▶ **What is required**
Extract all lines that hold the string "edges".

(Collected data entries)

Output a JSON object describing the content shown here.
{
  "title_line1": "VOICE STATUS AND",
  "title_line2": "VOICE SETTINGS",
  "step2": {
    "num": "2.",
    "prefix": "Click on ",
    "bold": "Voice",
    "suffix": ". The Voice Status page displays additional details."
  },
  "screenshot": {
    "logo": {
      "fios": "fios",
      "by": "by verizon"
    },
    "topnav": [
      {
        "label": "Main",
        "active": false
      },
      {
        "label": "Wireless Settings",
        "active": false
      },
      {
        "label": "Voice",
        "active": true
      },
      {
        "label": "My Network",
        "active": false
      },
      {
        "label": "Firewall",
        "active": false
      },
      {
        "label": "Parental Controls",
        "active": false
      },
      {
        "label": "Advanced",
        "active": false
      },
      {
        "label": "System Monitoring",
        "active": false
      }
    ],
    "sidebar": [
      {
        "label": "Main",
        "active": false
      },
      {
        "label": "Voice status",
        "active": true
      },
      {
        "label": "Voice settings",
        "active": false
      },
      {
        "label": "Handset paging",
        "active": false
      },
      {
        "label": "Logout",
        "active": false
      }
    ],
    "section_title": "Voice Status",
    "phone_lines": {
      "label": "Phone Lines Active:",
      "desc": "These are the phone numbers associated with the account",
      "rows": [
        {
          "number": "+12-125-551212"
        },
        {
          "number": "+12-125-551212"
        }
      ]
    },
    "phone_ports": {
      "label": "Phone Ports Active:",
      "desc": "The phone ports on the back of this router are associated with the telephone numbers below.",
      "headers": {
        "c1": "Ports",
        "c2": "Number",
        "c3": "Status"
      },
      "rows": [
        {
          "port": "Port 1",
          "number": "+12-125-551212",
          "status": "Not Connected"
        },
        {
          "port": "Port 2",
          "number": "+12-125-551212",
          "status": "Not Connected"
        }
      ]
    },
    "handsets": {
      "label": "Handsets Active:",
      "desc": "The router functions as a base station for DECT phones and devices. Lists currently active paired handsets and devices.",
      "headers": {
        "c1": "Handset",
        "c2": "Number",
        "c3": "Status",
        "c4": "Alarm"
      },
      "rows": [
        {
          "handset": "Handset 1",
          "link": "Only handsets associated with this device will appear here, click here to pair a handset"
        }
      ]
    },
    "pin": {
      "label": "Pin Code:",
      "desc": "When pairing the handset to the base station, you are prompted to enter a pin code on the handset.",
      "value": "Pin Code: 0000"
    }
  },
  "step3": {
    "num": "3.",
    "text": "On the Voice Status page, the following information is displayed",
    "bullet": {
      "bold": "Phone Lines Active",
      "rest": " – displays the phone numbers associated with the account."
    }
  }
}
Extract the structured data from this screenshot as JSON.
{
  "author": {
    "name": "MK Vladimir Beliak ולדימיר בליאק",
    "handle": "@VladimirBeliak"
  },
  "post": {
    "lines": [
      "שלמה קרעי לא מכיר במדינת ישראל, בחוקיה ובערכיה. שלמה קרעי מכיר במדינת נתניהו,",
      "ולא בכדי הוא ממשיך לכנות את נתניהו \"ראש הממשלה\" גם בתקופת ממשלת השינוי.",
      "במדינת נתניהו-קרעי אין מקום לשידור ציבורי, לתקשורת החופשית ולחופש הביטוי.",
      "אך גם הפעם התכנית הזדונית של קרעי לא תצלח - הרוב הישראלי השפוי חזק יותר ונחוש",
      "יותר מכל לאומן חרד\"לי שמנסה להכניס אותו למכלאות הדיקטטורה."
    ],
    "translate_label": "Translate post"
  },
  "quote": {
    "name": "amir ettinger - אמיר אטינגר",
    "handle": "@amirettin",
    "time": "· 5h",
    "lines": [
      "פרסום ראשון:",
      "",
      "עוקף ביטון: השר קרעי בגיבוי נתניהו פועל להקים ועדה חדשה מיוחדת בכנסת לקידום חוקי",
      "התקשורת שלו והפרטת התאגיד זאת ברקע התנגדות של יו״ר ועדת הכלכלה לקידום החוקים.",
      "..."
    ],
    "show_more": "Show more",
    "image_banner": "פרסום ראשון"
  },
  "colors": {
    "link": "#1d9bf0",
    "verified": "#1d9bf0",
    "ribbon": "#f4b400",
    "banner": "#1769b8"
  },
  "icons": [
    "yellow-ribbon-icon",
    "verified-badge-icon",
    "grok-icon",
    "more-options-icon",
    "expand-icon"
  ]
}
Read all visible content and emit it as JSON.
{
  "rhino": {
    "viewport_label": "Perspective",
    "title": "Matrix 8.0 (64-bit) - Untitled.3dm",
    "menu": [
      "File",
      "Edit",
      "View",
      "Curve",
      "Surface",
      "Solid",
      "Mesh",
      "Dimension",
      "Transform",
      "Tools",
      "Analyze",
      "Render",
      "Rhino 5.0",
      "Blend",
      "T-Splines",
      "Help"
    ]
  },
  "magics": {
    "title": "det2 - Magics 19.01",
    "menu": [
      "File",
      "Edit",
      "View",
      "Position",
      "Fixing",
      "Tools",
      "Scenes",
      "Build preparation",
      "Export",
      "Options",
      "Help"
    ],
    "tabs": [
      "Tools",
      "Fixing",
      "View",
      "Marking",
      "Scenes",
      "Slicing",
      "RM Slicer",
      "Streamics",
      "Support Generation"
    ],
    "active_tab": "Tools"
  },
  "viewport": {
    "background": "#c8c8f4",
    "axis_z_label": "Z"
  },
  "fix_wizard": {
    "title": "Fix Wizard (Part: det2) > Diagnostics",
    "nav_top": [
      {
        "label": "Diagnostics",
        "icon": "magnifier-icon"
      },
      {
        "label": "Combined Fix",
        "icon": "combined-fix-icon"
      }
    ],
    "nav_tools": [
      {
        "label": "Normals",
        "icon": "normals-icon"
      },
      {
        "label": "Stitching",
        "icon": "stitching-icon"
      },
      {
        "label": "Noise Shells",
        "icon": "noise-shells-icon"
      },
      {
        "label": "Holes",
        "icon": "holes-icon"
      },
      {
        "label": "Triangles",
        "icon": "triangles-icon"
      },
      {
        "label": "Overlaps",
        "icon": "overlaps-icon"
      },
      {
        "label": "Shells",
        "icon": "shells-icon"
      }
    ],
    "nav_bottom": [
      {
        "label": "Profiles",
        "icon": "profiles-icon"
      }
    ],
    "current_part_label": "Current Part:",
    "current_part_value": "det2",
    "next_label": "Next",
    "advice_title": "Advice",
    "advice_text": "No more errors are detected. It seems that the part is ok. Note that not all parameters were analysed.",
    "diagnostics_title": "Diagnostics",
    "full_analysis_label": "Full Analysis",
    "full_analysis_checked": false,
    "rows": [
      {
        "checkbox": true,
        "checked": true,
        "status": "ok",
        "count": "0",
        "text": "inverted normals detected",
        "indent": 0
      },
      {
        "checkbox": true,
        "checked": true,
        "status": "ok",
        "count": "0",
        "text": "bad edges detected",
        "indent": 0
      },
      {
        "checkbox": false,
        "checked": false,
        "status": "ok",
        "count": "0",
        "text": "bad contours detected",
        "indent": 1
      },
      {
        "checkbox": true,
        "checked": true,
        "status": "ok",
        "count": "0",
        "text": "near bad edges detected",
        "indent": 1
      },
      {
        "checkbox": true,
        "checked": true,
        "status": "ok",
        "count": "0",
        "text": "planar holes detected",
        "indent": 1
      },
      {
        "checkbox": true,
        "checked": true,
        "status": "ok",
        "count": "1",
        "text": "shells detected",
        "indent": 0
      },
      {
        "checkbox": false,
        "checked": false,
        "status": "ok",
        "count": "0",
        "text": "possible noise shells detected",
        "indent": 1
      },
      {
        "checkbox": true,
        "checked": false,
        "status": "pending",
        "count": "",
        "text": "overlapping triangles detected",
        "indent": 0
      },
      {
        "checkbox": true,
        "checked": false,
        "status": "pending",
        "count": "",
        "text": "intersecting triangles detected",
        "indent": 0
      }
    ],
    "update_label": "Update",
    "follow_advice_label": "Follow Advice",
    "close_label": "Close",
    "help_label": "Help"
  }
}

▶ **Result of this task**
        "text": "bad edges detected",
        "text": "near bad edges detected",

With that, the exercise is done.